* [STORED RECORDS]:
● ● ● ● ●

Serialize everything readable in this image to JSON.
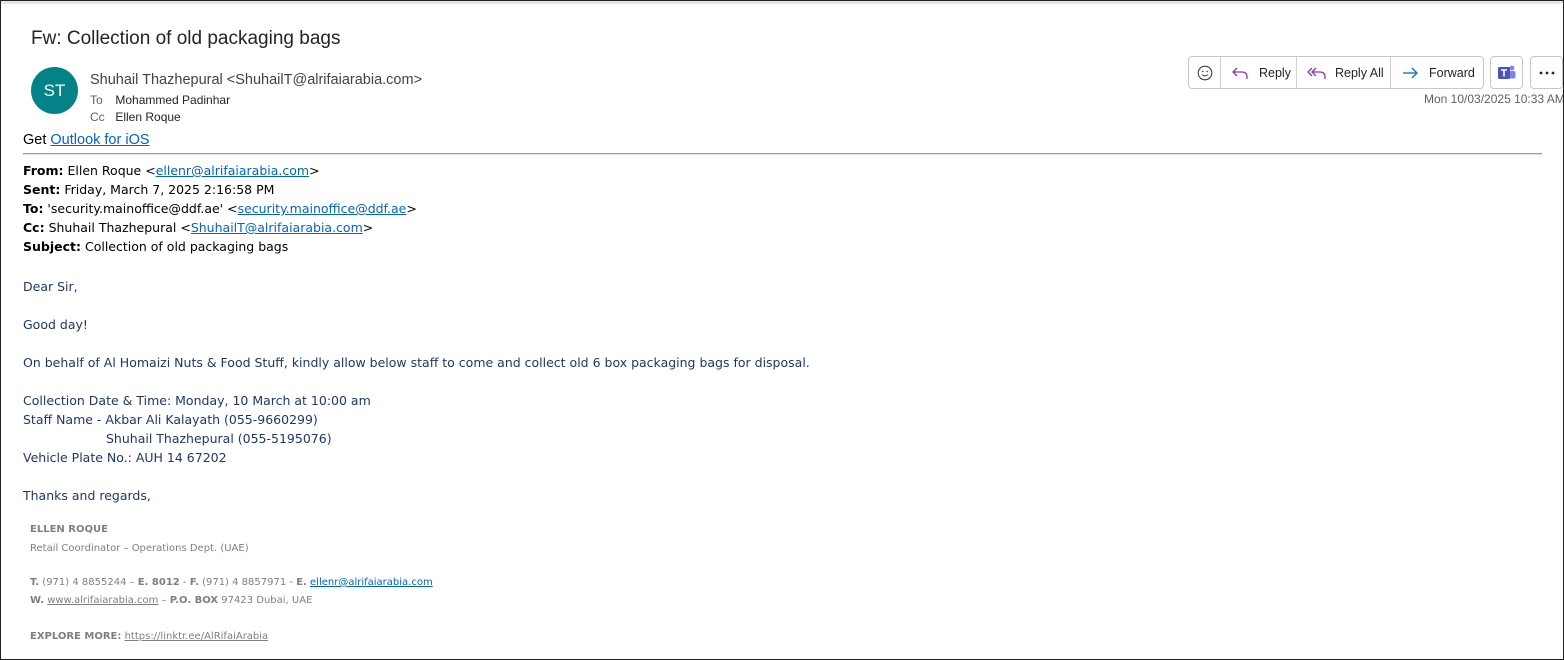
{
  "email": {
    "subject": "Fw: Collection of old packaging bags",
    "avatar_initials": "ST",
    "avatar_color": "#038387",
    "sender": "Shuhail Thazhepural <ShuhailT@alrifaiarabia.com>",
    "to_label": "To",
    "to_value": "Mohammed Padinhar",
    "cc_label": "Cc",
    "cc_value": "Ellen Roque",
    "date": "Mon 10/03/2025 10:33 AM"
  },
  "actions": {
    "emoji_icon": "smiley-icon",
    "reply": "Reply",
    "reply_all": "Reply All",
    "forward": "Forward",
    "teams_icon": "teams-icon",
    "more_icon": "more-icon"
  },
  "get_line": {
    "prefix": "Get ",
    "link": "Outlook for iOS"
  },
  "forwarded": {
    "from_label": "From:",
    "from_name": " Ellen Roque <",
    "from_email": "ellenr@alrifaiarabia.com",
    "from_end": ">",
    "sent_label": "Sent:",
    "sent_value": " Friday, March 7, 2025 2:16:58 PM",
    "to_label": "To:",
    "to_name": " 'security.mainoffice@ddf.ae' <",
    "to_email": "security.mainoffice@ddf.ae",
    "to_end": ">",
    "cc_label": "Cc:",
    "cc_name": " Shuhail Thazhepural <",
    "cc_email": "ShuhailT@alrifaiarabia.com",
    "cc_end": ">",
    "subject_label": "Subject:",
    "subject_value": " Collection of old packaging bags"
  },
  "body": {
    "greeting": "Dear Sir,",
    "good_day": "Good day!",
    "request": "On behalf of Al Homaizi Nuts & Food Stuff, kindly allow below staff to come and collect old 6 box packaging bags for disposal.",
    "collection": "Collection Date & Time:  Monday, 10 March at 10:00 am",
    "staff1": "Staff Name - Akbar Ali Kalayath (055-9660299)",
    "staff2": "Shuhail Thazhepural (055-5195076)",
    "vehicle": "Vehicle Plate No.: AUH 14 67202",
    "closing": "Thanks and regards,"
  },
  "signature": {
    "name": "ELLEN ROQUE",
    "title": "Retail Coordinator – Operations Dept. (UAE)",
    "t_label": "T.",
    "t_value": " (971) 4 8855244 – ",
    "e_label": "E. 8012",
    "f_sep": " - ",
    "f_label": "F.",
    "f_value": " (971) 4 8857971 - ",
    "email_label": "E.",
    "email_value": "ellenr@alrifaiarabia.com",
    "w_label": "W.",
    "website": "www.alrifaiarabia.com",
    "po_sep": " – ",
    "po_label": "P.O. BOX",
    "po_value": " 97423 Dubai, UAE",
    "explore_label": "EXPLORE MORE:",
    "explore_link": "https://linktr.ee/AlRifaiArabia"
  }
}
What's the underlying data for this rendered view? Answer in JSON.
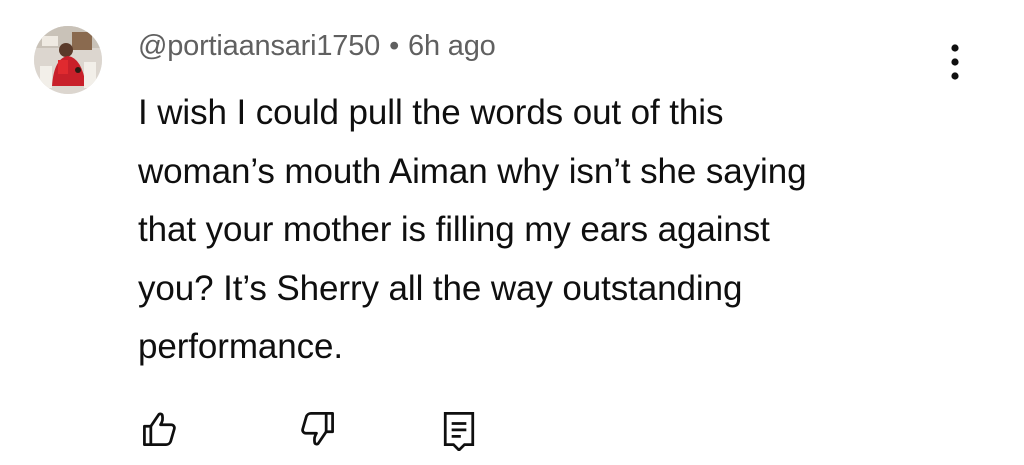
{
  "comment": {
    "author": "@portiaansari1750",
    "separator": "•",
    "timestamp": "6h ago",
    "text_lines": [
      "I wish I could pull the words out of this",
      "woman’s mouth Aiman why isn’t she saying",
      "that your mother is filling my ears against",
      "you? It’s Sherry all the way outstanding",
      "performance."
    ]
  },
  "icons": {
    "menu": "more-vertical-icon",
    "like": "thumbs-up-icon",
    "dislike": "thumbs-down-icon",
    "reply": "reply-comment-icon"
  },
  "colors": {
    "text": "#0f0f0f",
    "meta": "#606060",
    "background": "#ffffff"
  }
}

● ● ● ● ●

* [REQUEST]:
Gather, from the listing above, every line carrying the word "Thazhepural".

* [FINISHED EXERCISE]:
    "sender": "Shuhail Thazhepural <ShuhailT@alrifaiarabia.com>",
    "cc_name": " Shuhail Thazhepural <",
    "staff2": "Shuhail Thazhepural (055-5195076)",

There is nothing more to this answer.